### Goal
Output every line below exactly.

──────

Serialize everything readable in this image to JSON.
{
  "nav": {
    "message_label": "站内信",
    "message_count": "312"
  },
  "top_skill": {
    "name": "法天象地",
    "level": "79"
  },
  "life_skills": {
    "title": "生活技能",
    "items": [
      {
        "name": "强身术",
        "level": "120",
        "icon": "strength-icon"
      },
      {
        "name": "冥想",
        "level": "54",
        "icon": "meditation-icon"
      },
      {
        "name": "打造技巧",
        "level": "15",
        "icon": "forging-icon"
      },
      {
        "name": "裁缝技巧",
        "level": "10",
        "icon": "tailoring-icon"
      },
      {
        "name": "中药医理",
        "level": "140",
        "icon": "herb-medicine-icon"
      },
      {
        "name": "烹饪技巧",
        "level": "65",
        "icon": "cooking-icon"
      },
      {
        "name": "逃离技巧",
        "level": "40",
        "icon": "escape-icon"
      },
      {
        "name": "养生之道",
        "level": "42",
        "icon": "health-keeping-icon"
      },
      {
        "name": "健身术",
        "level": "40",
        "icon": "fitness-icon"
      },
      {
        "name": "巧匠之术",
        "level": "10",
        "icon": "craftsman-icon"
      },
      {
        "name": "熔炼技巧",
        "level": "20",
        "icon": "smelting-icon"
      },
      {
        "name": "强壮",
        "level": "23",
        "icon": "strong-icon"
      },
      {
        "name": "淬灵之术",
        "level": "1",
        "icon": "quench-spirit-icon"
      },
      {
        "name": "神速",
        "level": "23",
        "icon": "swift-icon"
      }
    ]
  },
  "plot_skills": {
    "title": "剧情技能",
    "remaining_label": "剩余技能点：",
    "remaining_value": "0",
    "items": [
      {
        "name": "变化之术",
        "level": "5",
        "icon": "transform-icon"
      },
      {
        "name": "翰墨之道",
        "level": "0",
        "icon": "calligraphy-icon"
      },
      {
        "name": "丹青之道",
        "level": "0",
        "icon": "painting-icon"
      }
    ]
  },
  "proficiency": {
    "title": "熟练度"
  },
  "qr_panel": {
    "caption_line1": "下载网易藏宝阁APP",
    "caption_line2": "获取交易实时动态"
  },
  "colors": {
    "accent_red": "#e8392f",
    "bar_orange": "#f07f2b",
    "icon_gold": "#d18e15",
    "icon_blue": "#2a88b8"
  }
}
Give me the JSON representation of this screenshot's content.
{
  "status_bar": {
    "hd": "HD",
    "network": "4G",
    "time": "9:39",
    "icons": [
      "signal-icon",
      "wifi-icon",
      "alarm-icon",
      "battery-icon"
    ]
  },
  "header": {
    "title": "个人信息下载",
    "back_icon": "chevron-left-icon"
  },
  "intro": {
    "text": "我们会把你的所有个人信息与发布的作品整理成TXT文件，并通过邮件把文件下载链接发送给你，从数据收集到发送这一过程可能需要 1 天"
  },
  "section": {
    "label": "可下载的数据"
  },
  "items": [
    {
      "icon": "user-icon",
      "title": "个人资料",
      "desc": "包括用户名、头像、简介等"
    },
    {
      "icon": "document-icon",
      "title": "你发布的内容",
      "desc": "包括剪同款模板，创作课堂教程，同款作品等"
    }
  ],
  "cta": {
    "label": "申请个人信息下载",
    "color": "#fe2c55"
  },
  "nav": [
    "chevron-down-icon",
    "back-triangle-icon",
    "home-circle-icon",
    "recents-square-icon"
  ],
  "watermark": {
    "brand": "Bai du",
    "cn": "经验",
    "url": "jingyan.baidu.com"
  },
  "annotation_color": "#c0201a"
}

──────

### Response
Serialize everything readable in this image to JSON.
{
  "nav": {
    "message_label": "站内信",
    "message_count": "312"
  },
  "top_skill": {
    "name": "法天象地",
    "level": "79"
  },
  "life_skills": {
    "title": "生活技能",
    "items": [
      {
        "name": "强身术",
        "level": "120",
        "icon": "strength-icon"
      },
      {
        "name": "冥想",
        "level": "54",
        "icon": "meditation-icon"
      },
      {
        "name": "打造技巧",
        "level": "15",
        "icon": "forging-icon"
      },
      {
        "name": "裁缝技巧",
        "level": "10",
        "icon": "tailoring-icon"
      },
      {
        "name": "中药医理",
        "level": "140",
        "icon": "herb-medicine-icon"
      },
      {
        "name": "烹饪技巧",
        "level": "65",
        "icon": "cooking-icon"
      },
      {
        "name": "逃离技巧",
        "level": "40",
        "icon": "escape-icon"
      },
      {
        "name": "养生之道",
        "level": "42",
        "icon": "health-keeping-icon"
      },
      {
        "name": "健身术",
        "level": "40",
        "icon": "fitness-icon"
      },
      {
        "name": "巧匠之术",
        "level": "10",
        "icon": "craftsman-icon"
      },
      {
        "name": "熔炼技巧",
        "level": "20",
        "icon": "smelting-icon"
      },
      {
        "name": "强壮",
        "level": "23",
        "icon": "strong-icon"
      },
      {
        "name": "淬灵之术",
        "level": "1",
        "icon": "quench-spirit-icon"
      },
      {
        "name": "神速",
        "level": "23",
        "icon": "swift-icon"
      }
    ]
  },
  "plot_skills": {
    "title": "剧情技能",
    "remaining_label": "剩余技能点：",
    "remaining_value": "0",
    "items": [
      {
        "name": "变化之术",
        "level": "5",
        "icon": "transform-icon"
      },
      {
        "name": "翰墨之道",
        "level": "0",
        "icon": "calligraphy-icon"
      },
      {
        "name": "丹青之道",
        "level": "0",
        "icon": "painting-icon"
      }
    ]
  },
  "proficiency": {
    "title": "熟练度"
  },
  "qr_panel": {
    "caption_line1": "下载网易藏宝阁APP",
    "caption_line2": "获取交易实时动态"
  },
  "colors": {
    "accent_red": "#e8392f",
    "bar_orange": "#f07f2b",
    "icon_gold": "#d18e15",
    "icon_blue": "#2a88b8"
  }
}
Give me the JSON representation of this screenshot's content.
{
  "status_bar": {
    "hd": "HD",
    "network": "4G",
    "time": "9:39",
    "icons": [
      "signal-icon",
      "wifi-icon",
      "alarm-icon",
      "battery-icon"
    ]
  },
  "header": {
    "title": "个人信息下载",
    "back_icon": "chevron-left-icon"
  },
  "intro": {
    "text": "我们会把你的所有个人信息与发布的作品整理成TXT文件，并通过邮件把文件下载链接发送给你，从数据收集到发送这一过程可能需要 1 天"
  },
  "section": {
    "label": "可下载的数据"
  },
  "items": [
    {
      "icon": "user-icon",
      "title": "个人资料",
      "desc": "包括用户名、头像、简介等"
    },
    {
      "icon": "document-icon",
      "title": "你发布的内容",
      "desc": "包括剪同款模板，创作课堂教程，同款作品等"
    }
  ],
  "cta": {
    "label": "申请个人信息下载",
    "color": "#fe2c55"
  },
  "nav": [
    "chevron-down-icon",
    "back-triangle-icon",
    "home-circle-icon",
    "recents-square-icon"
  ],
  "watermark": {
    "brand": "Bai du",
    "cn": "经验",
    "url": "jingyan.baidu.com"
  },
  "annotation_color": "#c0201a"
}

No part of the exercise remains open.